■ **YOUR TASK**
All of the data must be printed exactly; please include every line.

■ **EXTRACTED DATA**

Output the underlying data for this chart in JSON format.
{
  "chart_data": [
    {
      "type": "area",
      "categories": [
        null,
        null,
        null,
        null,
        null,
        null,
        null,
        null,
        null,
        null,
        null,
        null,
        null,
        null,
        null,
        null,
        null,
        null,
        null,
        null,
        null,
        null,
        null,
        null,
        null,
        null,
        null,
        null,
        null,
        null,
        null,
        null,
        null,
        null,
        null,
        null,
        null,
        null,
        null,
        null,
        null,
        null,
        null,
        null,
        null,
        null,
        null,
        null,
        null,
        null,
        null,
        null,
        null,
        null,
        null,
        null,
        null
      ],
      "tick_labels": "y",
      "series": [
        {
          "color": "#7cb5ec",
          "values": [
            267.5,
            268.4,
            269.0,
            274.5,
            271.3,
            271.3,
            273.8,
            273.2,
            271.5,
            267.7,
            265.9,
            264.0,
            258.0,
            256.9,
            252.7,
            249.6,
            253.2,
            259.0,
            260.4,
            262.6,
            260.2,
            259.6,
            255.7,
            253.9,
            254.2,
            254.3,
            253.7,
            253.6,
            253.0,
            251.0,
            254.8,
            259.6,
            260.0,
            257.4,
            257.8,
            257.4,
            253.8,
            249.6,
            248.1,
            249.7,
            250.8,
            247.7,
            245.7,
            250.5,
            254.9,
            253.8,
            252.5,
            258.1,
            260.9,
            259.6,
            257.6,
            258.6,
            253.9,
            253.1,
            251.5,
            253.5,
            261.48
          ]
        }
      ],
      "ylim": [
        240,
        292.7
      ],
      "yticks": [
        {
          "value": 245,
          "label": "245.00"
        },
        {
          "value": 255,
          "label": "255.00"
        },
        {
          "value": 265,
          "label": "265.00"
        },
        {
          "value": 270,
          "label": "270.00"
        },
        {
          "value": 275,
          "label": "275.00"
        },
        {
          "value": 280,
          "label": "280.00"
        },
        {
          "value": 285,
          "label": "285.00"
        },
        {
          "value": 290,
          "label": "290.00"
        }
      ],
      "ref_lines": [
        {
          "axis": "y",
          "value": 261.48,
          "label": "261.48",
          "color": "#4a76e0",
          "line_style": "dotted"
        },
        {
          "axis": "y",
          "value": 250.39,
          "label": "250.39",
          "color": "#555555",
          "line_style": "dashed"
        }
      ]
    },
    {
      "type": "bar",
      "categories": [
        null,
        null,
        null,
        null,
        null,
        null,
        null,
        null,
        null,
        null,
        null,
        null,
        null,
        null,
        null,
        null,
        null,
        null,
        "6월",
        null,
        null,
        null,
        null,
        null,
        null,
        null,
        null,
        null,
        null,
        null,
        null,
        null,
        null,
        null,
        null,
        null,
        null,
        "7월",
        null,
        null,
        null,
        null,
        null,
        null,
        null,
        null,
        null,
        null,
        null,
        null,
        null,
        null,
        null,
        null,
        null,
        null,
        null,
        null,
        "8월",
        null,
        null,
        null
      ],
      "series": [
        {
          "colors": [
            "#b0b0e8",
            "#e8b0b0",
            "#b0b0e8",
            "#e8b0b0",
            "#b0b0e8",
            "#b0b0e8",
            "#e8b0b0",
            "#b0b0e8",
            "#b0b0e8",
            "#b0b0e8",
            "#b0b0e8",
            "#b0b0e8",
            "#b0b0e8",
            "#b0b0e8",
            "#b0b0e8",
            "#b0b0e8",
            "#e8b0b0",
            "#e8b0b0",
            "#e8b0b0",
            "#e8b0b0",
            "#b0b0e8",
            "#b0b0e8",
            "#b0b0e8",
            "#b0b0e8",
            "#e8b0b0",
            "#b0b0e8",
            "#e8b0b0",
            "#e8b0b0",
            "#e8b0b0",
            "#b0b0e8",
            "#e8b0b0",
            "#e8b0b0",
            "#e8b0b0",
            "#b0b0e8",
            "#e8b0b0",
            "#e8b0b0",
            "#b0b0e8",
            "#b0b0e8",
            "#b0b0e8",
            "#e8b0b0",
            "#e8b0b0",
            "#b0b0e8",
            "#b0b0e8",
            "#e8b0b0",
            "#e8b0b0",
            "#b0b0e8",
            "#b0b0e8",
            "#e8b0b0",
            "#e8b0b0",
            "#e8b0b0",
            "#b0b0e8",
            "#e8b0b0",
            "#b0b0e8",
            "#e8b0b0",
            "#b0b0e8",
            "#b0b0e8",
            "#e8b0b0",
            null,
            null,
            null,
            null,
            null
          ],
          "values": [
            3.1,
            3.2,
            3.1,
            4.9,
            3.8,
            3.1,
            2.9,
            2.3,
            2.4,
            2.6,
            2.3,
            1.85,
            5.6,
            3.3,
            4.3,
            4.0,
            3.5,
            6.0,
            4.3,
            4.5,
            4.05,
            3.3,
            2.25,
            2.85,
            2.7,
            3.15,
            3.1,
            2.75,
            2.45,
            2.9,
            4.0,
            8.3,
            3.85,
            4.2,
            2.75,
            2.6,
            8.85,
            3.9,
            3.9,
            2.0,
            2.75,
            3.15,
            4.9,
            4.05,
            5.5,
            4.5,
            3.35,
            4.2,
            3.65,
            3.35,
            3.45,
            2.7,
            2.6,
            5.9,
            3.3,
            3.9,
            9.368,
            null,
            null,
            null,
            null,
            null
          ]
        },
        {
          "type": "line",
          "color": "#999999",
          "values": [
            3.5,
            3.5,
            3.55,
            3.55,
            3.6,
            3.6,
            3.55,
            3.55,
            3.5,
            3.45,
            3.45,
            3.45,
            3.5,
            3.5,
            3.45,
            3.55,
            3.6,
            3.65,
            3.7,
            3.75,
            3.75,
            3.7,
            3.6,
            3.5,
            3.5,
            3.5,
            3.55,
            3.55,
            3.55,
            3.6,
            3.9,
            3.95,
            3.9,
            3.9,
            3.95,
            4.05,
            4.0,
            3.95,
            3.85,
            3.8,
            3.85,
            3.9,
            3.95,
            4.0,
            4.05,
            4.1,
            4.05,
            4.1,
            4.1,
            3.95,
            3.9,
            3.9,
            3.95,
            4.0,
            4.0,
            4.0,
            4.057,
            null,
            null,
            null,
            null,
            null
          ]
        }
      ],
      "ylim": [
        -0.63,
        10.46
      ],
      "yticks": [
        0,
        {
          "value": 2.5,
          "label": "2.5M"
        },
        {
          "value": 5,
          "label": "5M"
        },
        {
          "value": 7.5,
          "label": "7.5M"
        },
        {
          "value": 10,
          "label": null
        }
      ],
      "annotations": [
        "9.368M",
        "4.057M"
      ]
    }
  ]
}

■ **EXERCISE RESULT**
Output the underlying data for this chart in JSON format.
{
  "chart_data": [
    {
      "type": "area",
      "categories": [
        null,
        null,
        null,
        null,
        null,
        null,
        null,
        null,
        null,
        null,
        null,
        null,
        null,
        null,
        null,
        null,
        null,
        null,
        null,
        null,
        null,
        null,
        null,
        null,
        null,
        null,
        null,
        null,
        null,
        null,
        null,
        null,
        null,
        null,
        null,
        null,
        null,
        null,
        null,
        null,
        null,
        null,
        null,
        null,
        null,
        null,
        null,
        null,
        null,
        null,
        null,
        null,
        null,
        null,
        null,
        null,
        null
      ],
      "tick_labels": "y",
      "series": [
        {
          "color": "#7cb5ec",
          "values": [
            267.5,
            268.4,
            269.0,
            274.5,
            271.3,
            271.3,
            273.8,
            273.2,
            271.5,
            267.7,
            265.9,
            264.0,
            258.0,
            256.9,
            252.7,
            249.6,
            253.2,
            259.0,
            260.4,
            262.6,
            260.2,
            259.6,
            255.7,
            253.9,
            254.2,
            254.3,
            253.7,
            253.6,
            253.0,
            251.0,
            254.8,
            259.6,
            260.0,
            257.4,
            257.8,
            257.4,
            253.8,
            249.6,
            248.1,
            249.7,
            250.8,
            247.7,
            245.7,
            250.5,
            254.9,
            253.8,
            252.5,
            258.1,
            260.9,
            259.6,
            257.6,
            258.6,
            253.9,
            253.1,
            251.5,
            253.5,
            261.48
          ]
        }
      ],
      "ylim": [
        240,
        292.7
      ],
      "yticks": [
        {
          "value": 245,
          "label": "245.00"
        },
        {
          "value": 255,
          "label": "255.00"
        },
        {
          "value": 265,
          "label": "265.00"
        },
        {
          "value": 270,
          "label": "270.00"
        },
        {
          "value": 275,
          "label": "275.00"
        },
        {
          "value": 280,
          "label": "280.00"
        },
        {
          "value": 285,
          "label": "285.00"
        },
        {
          "value": 290,
          "label": "290.00"
        }
      ],
      "ref_lines": [
        {
          "axis": "y",
          "value": 261.48,
          "label": "261.48",
          "color": "#4a76e0",
          "line_style": "dotted"
        },
        {
          "axis": "y",
          "value": 250.39,
          "label": "250.39",
          "color": "#555555",
          "line_style": "dashed"
        }
      ]
    },
    {
      "type": "bar",
      "categories": [
        null,
        null,
        null,
        null,
        null,
        null,
        null,
        null,
        null,
        null,
        null,
        null,
        null,
        null,
        null,
        null,
        null,
        null,
        "6월",
        null,
        null,
        null,
        null,
        null,
        null,
        null,
        null,
        null,
        null,
        null,
        null,
        null,
        null,
        null,
        null,
        null,
        null,
        "7월",
        null,
        null,
        null,
        null,
        null,
        null,
        null,
        null,
        null,
        null,
        null,
        null,
        null,
        null,
        null,
        null,
        null,
        null,
        null,
        null,
        "8월",
        null,
        null,
        null
      ],
      "series": [
        {
          "colors": [
            "#b0b0e8",
            "#e8b0b0",
            "#b0b0e8",
            "#e8b0b0",
            "#b0b0e8",
            "#b0b0e8",
            "#e8b0b0",
            "#b0b0e8",
            "#b0b0e8",
            "#b0b0e8",
            "#b0b0e8",
            "#b0b0e8",
            "#b0b0e8",
            "#b0b0e8",
            "#b0b0e8",
            "#b0b0e8",
            "#e8b0b0",
            "#e8b0b0",
            "#e8b0b0",
            "#e8b0b0",
            "#b0b0e8",
            "#b0b0e8",
            "#b0b0e8",
            "#b0b0e8",
            "#e8b0b0",
            "#b0b0e8",
            "#e8b0b0",
            "#e8b0b0",
            "#e8b0b0",
            "#b0b0e8",
            "#e8b0b0",
            "#e8b0b0",
            "#e8b0b0",
            "#b0b0e8",
            "#e8b0b0",
            "#e8b0b0",
            "#b0b0e8",
            "#b0b0e8",
            "#b0b0e8",
            "#e8b0b0",
            "#e8b0b0",
            "#b0b0e8",
            "#b0b0e8",
            "#e8b0b0",
            "#e8b0b0",
            "#b0b0e8",
            "#b0b0e8",
            "#e8b0b0",
            "#e8b0b0",
            "#e8b0b0",
            "#b0b0e8",
            "#e8b0b0",
            "#b0b0e8",
            "#e8b0b0",
            "#b0b0e8",
            "#b0b0e8",
            "#e8b0b0",
            null,
            null,
            null,
            null,
            null
          ],
          "values": [
            3.1,
            3.2,
            3.1,
            4.9,
            3.8,
            3.1,
            2.9,
            2.3,
            2.4,
            2.6,
            2.3,
            1.85,
            5.6,
            3.3,
            4.3,
            4.0,
            3.5,
            6.0,
            4.3,
            4.5,
            4.05,
            3.3,
            2.25,
            2.85,
            2.7,
            3.15,
            3.1,
            2.75,
            2.45,
            2.9,
            4.0,
            8.3,
            3.85,
            4.2,
            2.75,
            2.6,
            8.85,
            3.9,
            3.9,
            2.0,
            2.75,
            3.15,
            4.9,
            4.05,
            5.5,
            4.5,
            3.35,
            4.2,
            3.65,
            3.35,
            3.45,
            2.7,
            2.6,
            5.9,
            3.3,
            3.9,
            9.368,
            null,
            null,
            null,
            null,
            null
          ]
        },
        {
          "type": "line",
          "color": "#999999",
          "values": [
            3.5,
            3.5,
            3.55,
            3.55,
            3.6,
            3.6,
            3.55,
            3.55,
            3.5,
            3.45,
            3.45,
            3.45,
            3.5,
            3.5,
            3.45,
            3.55,
            3.6,
            3.65,
            3.7,
            3.75,
            3.75,
            3.7,
            3.6,
            3.5,
            3.5,
            3.5,
            3.55,
            3.55,
            3.55,
            3.6,
            3.9,
            3.95,
            3.9,
            3.9,
            3.95,
            4.05,
            4.0,
            3.95,
            3.85,
            3.8,
            3.85,
            3.9,
            3.95,
            4.0,
            4.05,
            4.1,
            4.05,
            4.1,
            4.1,
            3.95,
            3.9,
            3.9,
            3.95,
            4.0,
            4.0,
            4.0,
            4.057,
            null,
            null,
            null,
            null,
            null
          ]
        }
      ],
      "ylim": [
        -0.63,
        10.46
      ],
      "yticks": [
        0,
        {
          "value": 2.5,
          "label": "2.5M"
        },
        {
          "value": 5,
          "label": "5M"
        },
        {
          "value": 7.5,
          "label": "7.5M"
        },
        {
          "value": 10,
          "label": null
        }
      ],
      "annotations": [
        "9.368M",
        "4.057M"
      ]
    }
  ]
}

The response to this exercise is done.